Exercise A
Reproduce verbatim the part of the COVID workers' compensation article that opens with the words containing "But COVID opened" and closes with "still being processed.".
Exercise B
Answer the following from the COVID workers' compensation article:
(i) For how many years had Crowell been doing the same job, by her own account?
(ii) According to the WBUR analysis, how many claims were submitted from January 2020 through the end of 2021 for people who missed work due to alleged COVID exposure on the job?
(iii) How many claims have insurance companies denied?

Text block
----------

Crowell could not locate a mask that Friday at the Needham skilled nursing facility where she worked, records recounting the events show. A supervisor told her she didn’t need one, she said. With trepidation, Crowell went in to care for her patients.

Within a week, she tested positive for COVID and today is still recuperating from long COVID. She is one of thousands of Massachusetts workers exposed to the virus on the job during this pandemic — and one of hundreds who’ve had to fight to be compensated for medical care and lost wages when they got sick.

“Maybe I’m naive, but I thought that workman's comp was there for when people get injured or sick at work,” Crowell said during an interview at her home. “I went in and did the same job that I’ve been doing for 15 years, and I got sick at work.”

Susan Crowell files through the piles of paperwork she has accumulated throughout her workers’ compensation settlement case. She contracted COVID-19 while an employee at a Needham nursing home in the early days of the pandemic. (Jesse Costa/WBUR)
Susan Crowell thumbs through the piles of paperwork she accumulated throughout her workers’ compensation case. She contracted COVID-19 while working at a Needham nursing home in the early days of the pandemic. (Jesse Costa/WBUR)

A WBUR analysis of workers’ compensation claims filed with the Massachusetts Department of Industrial Accidents from January 2020 through the end of 2021 found that more than 12,700 claims were submitted for people who missed work due to alleged COVID exposure on the job. Many of those exposed to the virus were required to work because they were deemed essential workers, especially in health care but also in industries from retail to public service.

But COVID opened up a big gray area with both employers and insurers: While a slip-and-fall at work can be witnessed, it can be harder to prove with certainty that someone caught a virus at work, rather than during their time off.

Insurance companies have made hay of the uncertainty — even for people like Crowell. While they’ve paid more than 7,000 claims, they’ve denied another 2,500. The rest are still being processed.

Steven Kantrovitz, an attorney who represents employees in workers’ compensation cases, said even when it’s highly likely that a person caught COVID at work, insurers will often initially deny a claim, to try to avoid the long-term medical costs and lost wages they would have to cover.

----------

Extracted information
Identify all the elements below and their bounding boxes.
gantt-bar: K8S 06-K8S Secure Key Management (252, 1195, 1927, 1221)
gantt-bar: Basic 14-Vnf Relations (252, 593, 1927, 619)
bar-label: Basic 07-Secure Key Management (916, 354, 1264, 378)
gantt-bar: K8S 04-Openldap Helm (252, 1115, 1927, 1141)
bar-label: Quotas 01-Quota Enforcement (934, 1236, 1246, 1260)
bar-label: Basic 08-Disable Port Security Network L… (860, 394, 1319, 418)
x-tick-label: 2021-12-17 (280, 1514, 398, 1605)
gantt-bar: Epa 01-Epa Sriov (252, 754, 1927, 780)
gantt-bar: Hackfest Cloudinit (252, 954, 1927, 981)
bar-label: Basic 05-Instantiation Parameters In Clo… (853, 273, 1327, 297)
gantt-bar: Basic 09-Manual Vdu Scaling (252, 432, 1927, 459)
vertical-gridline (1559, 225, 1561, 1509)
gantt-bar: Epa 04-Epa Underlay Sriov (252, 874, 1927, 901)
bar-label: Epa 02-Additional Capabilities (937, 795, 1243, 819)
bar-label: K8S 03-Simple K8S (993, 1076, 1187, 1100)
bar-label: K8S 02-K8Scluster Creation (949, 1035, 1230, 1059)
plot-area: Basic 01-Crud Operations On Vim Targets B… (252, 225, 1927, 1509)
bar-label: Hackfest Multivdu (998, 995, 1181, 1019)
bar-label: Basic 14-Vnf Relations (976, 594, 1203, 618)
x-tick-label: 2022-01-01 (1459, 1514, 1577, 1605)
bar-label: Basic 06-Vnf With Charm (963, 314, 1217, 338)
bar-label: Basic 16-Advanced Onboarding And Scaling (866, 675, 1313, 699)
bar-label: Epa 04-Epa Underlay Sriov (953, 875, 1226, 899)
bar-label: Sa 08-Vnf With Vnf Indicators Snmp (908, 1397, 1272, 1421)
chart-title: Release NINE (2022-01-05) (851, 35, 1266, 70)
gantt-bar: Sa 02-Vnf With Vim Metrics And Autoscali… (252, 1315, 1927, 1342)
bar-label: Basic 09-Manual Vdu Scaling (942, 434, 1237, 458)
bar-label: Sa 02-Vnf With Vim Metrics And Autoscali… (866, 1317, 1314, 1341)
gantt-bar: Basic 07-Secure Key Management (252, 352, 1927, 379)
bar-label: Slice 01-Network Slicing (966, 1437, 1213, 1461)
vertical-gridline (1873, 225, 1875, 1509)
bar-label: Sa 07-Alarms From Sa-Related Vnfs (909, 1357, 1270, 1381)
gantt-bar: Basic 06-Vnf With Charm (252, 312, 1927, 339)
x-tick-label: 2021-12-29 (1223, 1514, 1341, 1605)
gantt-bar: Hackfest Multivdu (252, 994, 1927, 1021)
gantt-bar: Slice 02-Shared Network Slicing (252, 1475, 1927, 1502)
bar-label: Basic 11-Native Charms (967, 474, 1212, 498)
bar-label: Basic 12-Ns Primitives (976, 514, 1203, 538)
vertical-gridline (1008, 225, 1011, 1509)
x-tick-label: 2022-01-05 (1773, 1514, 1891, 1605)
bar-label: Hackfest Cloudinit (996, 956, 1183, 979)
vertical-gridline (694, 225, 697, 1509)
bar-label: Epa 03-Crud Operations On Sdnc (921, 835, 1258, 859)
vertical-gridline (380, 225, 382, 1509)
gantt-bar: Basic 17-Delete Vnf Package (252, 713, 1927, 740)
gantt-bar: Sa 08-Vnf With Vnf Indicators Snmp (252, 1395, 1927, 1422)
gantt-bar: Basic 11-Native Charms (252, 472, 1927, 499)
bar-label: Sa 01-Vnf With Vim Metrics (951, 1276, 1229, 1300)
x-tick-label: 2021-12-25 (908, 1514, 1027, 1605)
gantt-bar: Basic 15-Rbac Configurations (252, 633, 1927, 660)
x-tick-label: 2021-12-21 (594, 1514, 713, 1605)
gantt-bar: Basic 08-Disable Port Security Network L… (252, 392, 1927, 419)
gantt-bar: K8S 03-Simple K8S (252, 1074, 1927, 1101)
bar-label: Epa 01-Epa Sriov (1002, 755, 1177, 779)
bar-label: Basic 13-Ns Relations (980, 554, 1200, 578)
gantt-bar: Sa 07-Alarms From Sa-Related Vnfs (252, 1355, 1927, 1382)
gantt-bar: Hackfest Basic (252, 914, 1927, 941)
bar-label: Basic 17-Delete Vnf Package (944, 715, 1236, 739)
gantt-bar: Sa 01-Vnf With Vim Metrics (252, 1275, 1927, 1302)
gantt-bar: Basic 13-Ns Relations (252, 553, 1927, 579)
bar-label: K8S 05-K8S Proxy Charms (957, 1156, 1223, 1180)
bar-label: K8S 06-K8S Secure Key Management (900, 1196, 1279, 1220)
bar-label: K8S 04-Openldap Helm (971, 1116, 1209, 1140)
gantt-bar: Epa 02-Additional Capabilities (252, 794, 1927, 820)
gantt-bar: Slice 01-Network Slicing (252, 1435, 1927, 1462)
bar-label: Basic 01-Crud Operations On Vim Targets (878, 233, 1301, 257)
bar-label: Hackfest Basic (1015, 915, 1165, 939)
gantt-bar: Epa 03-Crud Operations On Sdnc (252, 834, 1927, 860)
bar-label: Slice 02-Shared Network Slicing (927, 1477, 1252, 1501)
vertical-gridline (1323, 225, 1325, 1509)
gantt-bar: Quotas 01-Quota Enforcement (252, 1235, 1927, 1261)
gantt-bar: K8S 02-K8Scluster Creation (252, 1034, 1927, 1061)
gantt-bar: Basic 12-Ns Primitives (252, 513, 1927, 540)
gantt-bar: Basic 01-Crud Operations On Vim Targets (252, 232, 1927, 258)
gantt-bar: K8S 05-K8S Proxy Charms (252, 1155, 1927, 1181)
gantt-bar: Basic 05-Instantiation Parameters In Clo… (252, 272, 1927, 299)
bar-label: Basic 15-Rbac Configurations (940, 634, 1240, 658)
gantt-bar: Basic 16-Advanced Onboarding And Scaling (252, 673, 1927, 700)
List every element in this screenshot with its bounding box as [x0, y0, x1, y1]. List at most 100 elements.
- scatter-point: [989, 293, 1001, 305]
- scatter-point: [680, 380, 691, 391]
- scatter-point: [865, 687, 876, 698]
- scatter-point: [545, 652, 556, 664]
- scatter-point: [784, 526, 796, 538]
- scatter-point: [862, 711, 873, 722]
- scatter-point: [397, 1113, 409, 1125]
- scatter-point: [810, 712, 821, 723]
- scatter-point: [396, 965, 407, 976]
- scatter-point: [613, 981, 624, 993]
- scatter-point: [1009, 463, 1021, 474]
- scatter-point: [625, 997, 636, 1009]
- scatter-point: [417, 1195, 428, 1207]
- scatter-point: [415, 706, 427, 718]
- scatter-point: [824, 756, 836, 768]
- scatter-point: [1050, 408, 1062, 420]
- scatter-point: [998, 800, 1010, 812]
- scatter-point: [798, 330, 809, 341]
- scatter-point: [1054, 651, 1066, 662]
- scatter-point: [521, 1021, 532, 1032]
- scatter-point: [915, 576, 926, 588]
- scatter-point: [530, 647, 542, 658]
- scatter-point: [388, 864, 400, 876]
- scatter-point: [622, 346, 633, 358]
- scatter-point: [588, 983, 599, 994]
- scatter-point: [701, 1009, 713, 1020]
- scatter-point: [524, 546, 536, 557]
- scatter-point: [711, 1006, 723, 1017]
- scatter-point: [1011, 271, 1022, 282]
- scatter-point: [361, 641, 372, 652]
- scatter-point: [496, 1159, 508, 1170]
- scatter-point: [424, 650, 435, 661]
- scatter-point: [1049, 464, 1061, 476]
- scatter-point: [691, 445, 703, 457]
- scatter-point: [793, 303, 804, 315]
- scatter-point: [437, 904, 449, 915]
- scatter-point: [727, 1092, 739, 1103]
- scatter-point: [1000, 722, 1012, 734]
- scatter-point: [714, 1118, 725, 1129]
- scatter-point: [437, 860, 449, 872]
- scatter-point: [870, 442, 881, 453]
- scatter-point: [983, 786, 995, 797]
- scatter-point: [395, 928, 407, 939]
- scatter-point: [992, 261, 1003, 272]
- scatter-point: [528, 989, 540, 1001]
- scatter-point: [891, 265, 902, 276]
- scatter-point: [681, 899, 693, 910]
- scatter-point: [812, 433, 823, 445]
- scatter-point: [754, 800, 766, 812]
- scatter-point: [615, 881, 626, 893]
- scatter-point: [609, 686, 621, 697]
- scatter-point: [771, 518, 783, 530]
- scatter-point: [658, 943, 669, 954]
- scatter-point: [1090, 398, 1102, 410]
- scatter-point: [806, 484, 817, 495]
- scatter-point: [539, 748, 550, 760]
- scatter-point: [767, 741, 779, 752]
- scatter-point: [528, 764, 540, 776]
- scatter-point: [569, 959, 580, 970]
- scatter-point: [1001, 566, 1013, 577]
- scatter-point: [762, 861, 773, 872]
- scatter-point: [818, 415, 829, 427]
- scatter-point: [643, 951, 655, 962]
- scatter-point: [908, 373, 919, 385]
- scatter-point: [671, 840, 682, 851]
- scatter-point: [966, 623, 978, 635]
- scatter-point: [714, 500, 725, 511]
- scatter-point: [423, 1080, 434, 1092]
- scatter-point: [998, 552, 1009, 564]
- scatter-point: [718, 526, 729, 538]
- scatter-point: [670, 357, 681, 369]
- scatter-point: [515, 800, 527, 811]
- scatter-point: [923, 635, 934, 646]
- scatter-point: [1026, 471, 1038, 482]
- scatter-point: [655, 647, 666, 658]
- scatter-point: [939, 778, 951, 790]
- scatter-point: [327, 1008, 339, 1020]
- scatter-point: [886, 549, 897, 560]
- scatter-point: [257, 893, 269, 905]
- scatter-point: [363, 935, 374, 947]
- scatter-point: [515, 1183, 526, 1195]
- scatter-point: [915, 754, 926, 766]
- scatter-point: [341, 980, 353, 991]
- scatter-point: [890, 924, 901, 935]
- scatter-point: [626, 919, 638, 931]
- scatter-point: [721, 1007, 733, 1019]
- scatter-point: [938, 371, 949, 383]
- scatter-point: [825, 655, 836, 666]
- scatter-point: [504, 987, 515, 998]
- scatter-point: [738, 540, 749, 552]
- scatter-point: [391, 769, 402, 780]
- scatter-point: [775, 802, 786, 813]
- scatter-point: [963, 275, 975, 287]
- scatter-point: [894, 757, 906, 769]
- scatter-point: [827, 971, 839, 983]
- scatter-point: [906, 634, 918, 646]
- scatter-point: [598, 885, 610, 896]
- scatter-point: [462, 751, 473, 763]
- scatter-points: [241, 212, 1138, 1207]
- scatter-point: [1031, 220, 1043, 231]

----------

Solution A
But COVID opened up a big gray area with both employers and insurers: While a slip-and-fall at work can be witnessed, it can be harder to prove with certainty that someone caught a virus at work, rather than during their time off.

Insurance companies have made hay of the uncertainty — even for people like Crowell. While they’ve paid more than 7,000 claims, they’ve denied another 2,500. The rest are still being processed.

Solution B
(i) 15 years.
(ii) More than 12,700.
(iii) 2,500.